State how many lines in these records contain the word "سالم", and nothing else.

[Start of SUPPLIED MATERIAL]

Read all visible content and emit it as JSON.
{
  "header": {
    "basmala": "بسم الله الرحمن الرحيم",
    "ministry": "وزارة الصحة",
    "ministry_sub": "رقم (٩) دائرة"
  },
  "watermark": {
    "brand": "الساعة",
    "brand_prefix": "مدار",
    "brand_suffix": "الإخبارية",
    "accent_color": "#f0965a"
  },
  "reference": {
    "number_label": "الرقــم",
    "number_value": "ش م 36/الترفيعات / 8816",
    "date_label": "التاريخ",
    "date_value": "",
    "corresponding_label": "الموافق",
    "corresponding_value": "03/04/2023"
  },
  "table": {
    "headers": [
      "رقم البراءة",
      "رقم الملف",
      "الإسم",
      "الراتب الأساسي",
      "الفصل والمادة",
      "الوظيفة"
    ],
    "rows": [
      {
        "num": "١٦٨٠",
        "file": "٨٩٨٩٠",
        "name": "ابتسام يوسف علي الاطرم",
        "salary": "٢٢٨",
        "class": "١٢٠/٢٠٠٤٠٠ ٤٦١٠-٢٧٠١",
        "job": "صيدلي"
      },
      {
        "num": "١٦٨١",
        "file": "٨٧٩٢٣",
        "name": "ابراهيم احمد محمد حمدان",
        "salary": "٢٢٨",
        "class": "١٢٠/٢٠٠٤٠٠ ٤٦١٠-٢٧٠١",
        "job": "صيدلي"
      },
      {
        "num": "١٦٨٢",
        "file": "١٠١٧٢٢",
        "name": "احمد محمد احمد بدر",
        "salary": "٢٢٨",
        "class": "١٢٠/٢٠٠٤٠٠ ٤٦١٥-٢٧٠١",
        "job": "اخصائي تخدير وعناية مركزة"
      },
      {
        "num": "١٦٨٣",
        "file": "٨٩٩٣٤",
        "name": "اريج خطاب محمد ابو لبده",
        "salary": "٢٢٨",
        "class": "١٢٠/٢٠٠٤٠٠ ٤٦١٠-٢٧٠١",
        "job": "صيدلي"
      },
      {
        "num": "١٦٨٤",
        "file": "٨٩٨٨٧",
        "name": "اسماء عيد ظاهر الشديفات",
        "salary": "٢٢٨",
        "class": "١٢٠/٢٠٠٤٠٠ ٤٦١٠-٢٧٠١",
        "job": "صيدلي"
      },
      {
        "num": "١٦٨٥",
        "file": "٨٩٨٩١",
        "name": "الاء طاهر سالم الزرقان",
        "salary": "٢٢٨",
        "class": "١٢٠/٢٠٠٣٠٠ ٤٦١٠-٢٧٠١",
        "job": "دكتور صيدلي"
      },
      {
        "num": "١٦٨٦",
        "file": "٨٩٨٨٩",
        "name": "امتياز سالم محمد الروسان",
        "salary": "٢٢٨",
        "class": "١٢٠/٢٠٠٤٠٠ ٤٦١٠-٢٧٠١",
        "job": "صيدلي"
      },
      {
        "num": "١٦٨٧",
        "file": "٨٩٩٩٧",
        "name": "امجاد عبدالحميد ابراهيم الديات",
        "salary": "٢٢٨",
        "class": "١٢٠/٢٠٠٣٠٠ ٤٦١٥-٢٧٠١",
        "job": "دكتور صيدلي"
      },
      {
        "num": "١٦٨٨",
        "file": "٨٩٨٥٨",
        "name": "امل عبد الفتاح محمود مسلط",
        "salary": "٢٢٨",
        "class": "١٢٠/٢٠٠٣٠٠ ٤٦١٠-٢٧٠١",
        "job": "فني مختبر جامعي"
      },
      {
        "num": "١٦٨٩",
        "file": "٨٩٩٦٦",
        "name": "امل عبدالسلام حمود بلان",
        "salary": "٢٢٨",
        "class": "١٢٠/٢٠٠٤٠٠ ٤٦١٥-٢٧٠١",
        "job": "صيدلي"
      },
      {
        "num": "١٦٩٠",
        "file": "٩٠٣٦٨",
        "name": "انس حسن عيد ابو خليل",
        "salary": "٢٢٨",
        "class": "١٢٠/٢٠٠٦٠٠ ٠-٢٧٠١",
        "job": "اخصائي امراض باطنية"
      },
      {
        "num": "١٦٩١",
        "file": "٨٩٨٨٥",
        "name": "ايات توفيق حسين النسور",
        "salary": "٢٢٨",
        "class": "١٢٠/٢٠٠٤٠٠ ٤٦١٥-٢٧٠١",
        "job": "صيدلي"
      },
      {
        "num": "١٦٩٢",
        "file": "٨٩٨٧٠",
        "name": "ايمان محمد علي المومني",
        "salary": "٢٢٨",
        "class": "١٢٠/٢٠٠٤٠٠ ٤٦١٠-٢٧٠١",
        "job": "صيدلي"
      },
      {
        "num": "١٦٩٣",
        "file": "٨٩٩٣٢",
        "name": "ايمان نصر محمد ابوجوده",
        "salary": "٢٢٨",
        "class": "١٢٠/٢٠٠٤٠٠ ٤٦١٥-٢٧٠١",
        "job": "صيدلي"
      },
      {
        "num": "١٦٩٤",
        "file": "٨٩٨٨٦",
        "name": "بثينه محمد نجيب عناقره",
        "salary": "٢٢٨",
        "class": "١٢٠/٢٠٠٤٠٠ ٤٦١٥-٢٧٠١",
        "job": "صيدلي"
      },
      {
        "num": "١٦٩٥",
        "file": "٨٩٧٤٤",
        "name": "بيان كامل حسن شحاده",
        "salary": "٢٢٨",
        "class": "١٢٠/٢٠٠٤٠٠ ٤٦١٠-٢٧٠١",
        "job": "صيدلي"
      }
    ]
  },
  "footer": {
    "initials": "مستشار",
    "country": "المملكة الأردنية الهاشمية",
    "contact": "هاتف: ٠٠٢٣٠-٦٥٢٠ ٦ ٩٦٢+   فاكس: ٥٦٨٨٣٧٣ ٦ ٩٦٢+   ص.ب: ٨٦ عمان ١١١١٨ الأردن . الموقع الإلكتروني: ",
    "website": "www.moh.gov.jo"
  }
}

[End of SUPPLIED MATERIAL]

ANSWER FOR THE TASK> 2